### WORK INSTRUCTIONS
Check each line of the records below and collect those that include the word "localhost".

### RECORDED DATA
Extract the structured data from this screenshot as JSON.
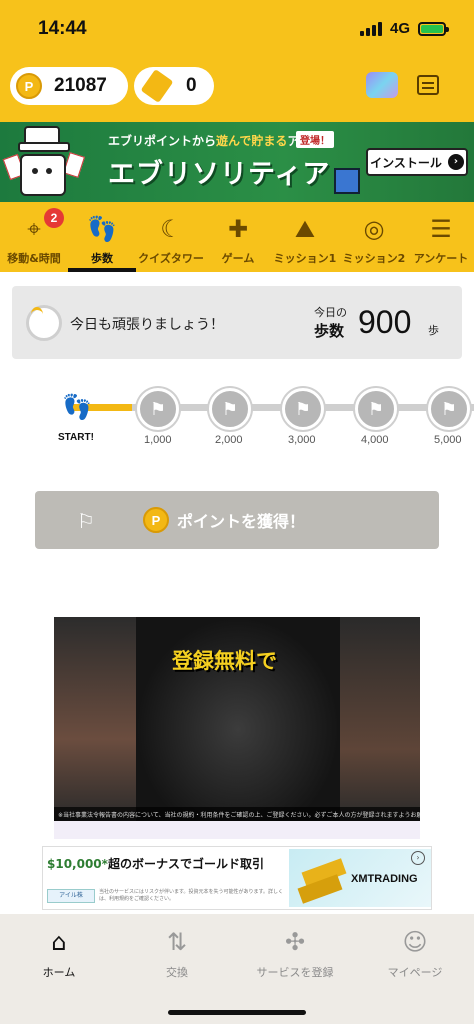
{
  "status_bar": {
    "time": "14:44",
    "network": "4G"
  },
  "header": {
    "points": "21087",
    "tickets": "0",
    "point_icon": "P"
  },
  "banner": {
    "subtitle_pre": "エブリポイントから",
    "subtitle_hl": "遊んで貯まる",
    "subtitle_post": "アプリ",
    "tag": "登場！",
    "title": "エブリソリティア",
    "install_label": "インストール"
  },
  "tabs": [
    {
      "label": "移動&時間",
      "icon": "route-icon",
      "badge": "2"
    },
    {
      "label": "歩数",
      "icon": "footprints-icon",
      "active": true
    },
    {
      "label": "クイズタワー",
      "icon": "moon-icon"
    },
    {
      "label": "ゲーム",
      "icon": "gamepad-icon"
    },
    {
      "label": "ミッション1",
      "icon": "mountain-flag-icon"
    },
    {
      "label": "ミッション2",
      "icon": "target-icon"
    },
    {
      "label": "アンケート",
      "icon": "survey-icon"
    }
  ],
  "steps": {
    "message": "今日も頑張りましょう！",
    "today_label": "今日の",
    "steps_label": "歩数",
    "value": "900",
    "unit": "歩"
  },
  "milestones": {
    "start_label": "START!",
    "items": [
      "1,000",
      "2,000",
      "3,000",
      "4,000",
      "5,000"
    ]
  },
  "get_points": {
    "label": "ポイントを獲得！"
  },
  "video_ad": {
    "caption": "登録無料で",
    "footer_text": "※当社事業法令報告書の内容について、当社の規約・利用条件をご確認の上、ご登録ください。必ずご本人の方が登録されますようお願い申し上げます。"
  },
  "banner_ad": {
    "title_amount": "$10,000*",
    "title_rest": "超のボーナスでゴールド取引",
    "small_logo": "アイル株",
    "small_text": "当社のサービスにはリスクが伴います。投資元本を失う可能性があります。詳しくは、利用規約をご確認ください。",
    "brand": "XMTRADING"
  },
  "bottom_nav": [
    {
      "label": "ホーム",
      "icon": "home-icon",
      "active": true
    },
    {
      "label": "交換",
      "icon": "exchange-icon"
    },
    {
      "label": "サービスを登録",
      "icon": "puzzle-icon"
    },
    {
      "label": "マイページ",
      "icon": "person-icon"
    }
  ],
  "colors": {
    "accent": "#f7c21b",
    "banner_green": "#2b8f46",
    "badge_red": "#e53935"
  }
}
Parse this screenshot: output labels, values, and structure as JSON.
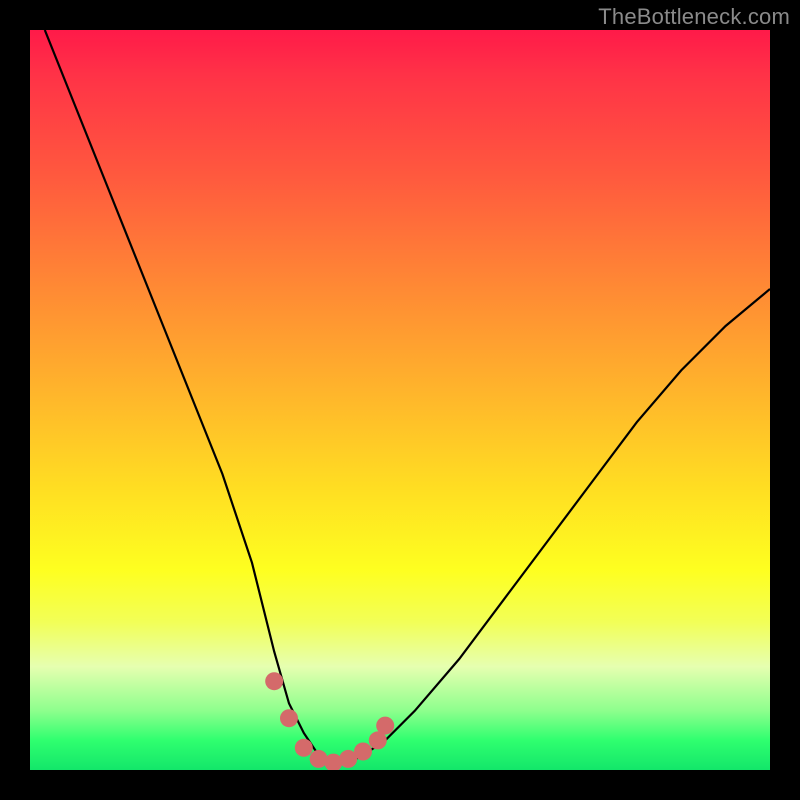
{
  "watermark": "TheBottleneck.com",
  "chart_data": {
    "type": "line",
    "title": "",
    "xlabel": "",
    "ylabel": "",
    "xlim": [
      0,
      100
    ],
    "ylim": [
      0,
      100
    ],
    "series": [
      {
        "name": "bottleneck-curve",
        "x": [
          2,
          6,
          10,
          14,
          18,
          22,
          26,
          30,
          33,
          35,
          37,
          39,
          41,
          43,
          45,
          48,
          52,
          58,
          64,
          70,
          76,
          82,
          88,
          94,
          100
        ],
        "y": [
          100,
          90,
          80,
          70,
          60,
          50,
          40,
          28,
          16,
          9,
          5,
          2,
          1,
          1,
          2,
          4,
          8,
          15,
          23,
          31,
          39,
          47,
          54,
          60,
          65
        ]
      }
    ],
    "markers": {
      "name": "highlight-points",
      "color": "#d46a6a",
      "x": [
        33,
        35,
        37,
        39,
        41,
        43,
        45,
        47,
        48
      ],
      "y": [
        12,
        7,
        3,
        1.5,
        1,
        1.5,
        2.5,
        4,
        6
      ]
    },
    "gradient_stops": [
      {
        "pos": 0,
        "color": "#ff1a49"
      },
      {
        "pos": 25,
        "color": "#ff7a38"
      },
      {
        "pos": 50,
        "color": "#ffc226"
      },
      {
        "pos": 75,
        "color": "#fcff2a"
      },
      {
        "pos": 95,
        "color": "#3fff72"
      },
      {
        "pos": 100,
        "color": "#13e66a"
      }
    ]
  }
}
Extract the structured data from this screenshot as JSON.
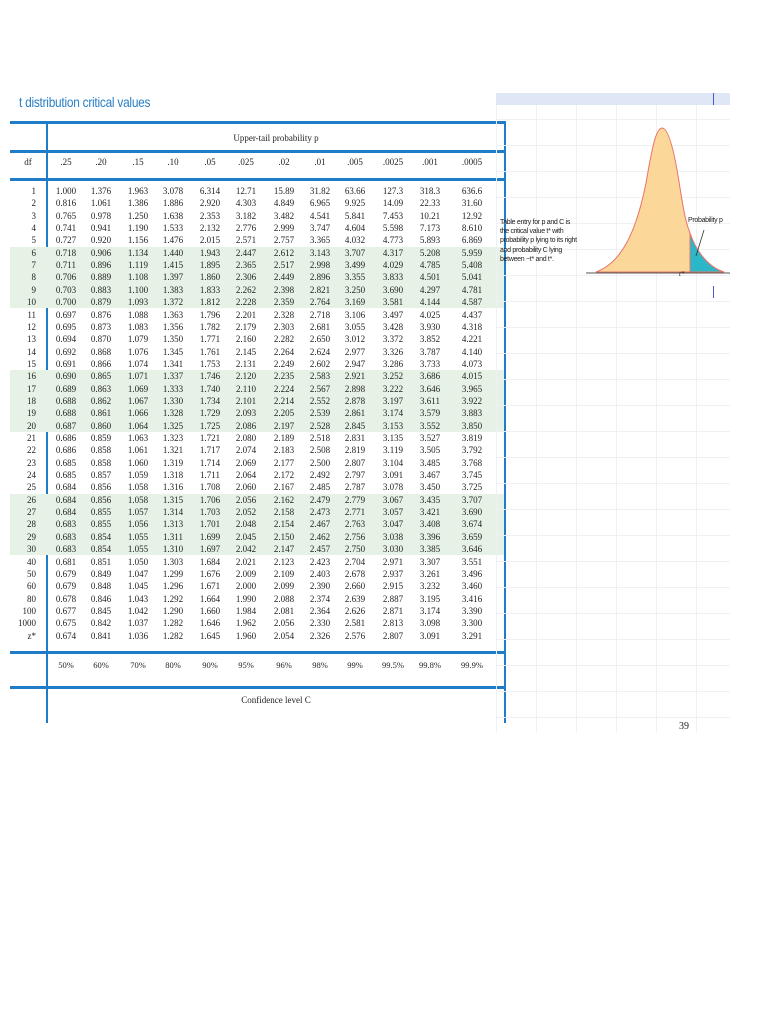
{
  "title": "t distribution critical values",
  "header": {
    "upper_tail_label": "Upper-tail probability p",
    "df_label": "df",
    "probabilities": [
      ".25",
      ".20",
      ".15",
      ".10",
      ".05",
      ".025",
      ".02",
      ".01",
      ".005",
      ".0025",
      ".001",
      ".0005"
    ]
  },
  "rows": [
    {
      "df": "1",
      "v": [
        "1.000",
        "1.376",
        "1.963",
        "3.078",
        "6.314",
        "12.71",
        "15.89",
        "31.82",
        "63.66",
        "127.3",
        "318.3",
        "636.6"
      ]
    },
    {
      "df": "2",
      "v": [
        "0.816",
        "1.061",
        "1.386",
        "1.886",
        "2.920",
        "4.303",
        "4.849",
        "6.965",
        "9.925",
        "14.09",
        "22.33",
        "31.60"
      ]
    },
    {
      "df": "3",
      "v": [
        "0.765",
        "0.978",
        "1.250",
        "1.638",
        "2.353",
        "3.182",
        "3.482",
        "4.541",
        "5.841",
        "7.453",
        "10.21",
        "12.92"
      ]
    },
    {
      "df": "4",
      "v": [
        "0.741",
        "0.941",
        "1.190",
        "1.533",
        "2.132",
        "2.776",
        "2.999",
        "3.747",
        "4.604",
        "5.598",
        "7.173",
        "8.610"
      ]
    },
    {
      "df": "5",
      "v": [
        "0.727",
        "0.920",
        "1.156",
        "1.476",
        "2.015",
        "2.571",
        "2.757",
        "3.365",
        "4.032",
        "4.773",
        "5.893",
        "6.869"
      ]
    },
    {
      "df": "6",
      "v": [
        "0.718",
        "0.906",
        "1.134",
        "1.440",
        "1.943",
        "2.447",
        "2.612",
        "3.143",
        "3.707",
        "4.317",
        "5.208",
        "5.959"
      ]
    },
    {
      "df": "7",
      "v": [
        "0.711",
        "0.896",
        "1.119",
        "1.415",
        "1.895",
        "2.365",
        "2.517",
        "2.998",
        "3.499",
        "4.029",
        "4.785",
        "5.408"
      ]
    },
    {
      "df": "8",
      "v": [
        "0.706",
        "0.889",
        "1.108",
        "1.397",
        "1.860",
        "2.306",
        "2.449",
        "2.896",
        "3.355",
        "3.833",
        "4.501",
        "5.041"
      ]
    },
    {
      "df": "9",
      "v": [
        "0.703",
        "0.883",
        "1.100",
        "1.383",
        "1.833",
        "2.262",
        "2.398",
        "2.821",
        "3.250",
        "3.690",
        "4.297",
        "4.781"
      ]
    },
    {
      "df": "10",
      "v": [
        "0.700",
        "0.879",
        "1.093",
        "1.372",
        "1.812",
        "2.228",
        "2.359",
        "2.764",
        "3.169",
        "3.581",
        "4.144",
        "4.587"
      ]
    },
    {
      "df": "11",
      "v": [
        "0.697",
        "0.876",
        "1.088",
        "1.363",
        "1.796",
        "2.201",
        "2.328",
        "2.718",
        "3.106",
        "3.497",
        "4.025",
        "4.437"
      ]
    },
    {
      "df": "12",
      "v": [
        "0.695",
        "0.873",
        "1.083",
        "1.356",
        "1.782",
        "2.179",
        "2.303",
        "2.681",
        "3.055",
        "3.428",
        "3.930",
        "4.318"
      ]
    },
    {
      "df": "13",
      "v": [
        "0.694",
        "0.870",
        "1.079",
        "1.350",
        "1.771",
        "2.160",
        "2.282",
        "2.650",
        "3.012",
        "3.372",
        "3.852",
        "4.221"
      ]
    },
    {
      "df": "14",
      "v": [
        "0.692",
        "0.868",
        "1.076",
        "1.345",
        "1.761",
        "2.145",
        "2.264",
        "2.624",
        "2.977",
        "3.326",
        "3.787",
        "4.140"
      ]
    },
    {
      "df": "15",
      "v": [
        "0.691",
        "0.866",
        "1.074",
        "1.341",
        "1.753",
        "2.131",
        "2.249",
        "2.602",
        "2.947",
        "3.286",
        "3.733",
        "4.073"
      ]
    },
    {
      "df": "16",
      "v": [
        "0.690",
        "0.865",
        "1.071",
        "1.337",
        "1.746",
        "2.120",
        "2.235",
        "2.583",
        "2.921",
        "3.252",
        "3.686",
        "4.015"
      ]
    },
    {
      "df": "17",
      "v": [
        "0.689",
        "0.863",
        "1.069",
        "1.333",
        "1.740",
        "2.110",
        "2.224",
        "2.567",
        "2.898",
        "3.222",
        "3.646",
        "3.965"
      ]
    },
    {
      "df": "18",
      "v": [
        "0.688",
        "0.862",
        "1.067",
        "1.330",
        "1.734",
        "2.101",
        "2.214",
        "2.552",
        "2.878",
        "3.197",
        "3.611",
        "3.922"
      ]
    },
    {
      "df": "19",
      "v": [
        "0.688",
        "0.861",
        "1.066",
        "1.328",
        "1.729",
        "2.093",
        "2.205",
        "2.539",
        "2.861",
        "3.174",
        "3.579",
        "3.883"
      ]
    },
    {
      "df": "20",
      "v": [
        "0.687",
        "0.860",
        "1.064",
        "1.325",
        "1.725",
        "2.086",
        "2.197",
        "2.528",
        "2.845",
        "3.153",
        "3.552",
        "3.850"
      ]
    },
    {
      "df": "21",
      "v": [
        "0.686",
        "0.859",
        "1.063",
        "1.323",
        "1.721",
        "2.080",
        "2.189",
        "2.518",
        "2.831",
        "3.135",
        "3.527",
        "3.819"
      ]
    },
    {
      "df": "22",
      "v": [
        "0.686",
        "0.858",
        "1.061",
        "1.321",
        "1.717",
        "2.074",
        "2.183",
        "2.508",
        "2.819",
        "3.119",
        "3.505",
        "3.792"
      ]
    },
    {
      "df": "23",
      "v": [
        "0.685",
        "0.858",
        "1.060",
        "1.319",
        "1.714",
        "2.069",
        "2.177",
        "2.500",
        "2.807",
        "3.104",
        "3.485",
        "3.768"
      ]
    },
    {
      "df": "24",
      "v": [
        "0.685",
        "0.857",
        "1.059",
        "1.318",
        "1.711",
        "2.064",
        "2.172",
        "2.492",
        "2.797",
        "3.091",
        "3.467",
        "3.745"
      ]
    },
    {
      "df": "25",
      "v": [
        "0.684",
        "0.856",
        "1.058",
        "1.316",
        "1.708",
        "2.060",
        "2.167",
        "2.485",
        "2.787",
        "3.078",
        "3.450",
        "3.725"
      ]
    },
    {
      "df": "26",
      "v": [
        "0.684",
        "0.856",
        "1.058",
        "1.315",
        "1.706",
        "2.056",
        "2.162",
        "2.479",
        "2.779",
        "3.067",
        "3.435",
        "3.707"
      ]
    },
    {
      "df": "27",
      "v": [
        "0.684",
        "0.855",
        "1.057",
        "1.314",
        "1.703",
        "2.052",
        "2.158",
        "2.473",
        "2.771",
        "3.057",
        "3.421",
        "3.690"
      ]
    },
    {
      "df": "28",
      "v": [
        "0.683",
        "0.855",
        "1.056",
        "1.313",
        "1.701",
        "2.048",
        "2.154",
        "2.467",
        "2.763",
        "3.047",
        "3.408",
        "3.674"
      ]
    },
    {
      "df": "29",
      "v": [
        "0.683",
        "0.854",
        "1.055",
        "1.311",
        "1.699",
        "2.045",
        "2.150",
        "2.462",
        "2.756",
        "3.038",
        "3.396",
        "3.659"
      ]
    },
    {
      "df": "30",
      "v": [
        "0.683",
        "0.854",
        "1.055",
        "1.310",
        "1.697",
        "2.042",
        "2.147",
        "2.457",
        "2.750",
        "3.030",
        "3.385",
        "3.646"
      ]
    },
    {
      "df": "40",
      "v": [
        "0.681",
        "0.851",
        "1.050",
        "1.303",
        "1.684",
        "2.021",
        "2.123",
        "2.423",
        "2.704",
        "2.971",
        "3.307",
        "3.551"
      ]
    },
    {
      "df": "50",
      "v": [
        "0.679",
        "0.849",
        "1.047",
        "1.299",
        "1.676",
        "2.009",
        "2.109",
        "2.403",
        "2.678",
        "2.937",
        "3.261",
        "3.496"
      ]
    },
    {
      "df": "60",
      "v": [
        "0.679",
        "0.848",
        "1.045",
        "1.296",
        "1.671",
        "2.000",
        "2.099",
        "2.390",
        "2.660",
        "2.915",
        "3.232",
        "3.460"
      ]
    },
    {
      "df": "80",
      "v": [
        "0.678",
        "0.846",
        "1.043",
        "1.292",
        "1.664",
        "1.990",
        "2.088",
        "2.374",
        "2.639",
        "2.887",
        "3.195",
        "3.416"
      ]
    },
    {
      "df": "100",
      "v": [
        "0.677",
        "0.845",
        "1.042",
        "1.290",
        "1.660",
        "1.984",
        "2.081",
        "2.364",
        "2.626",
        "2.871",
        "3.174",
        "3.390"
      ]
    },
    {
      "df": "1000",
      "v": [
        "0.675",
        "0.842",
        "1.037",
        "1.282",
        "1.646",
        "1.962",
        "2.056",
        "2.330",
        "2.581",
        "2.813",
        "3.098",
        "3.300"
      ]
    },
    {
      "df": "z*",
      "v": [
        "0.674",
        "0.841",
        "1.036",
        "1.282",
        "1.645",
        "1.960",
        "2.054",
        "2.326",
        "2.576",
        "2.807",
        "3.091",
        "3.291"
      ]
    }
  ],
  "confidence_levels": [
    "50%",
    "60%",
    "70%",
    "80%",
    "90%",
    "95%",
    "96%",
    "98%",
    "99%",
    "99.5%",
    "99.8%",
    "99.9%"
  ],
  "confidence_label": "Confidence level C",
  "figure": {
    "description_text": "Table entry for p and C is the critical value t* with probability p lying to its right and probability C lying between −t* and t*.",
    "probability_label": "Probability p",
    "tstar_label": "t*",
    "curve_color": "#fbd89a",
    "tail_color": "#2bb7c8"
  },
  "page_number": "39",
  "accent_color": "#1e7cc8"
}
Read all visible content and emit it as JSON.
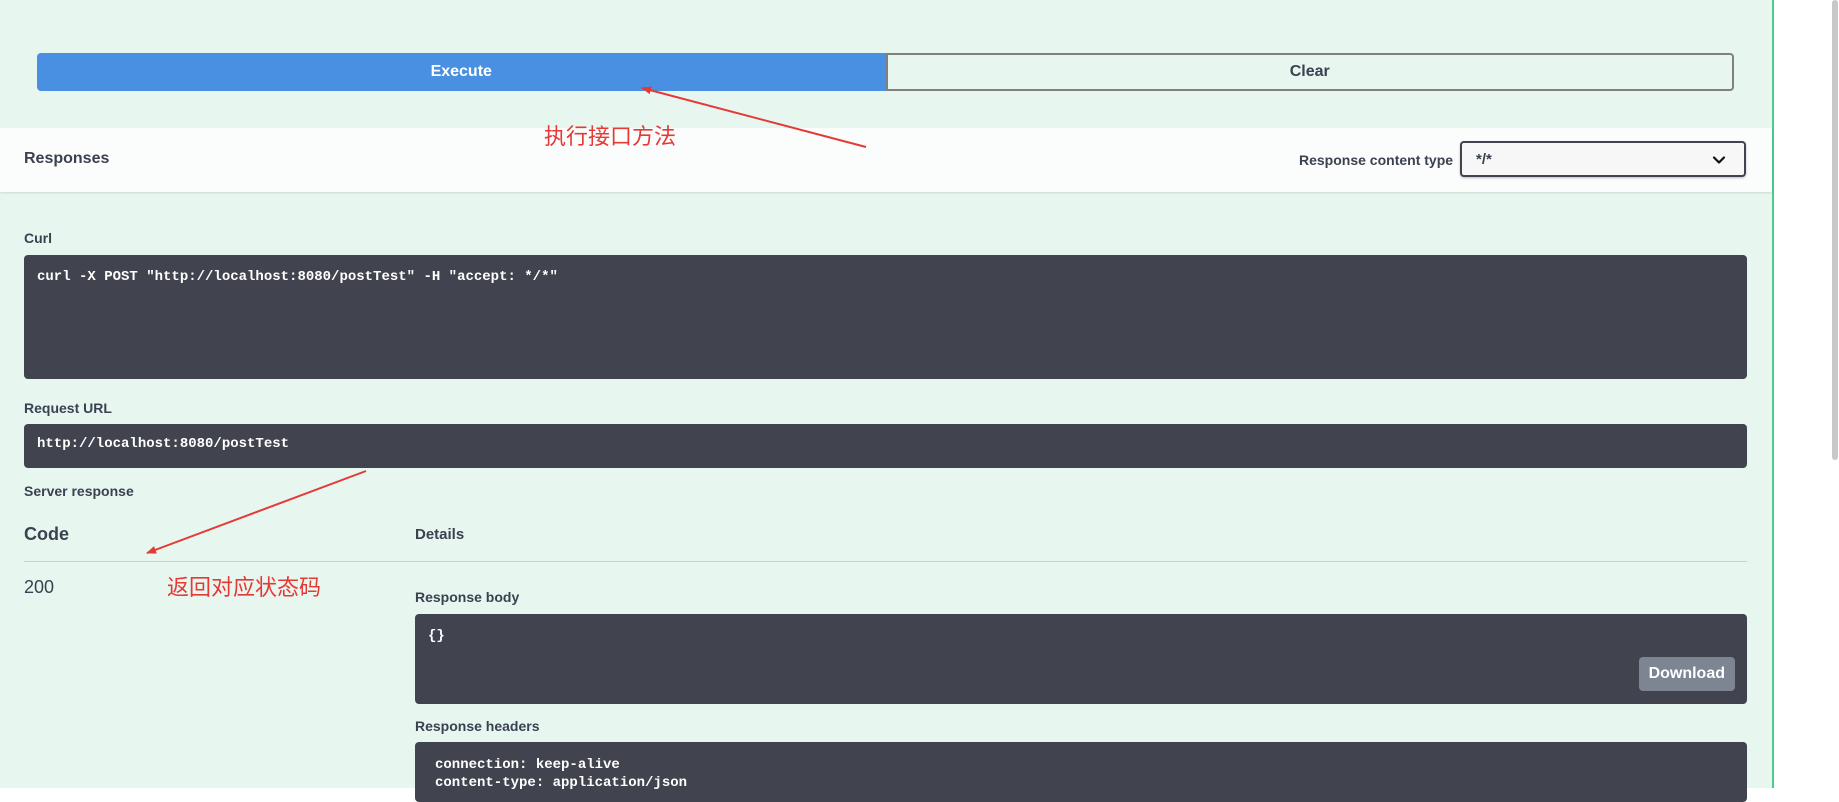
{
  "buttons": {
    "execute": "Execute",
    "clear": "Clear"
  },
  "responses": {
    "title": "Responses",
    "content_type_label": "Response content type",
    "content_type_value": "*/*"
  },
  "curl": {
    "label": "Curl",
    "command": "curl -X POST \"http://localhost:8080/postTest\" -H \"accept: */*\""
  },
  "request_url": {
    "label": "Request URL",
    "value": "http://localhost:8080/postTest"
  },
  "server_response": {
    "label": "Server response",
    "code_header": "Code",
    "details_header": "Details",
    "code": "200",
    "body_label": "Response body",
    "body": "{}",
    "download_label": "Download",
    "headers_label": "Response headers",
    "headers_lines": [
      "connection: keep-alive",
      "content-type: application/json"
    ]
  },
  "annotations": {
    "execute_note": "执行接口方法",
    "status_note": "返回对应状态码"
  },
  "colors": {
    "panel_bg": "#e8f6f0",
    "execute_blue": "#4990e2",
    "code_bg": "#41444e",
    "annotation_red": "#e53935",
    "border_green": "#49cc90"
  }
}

### RESPONSE
    "command": "curl -X POST \"http://localhost:8080/postTest\" -H \"accept: */*\""
    "value": "http://localhost:8080/postTest"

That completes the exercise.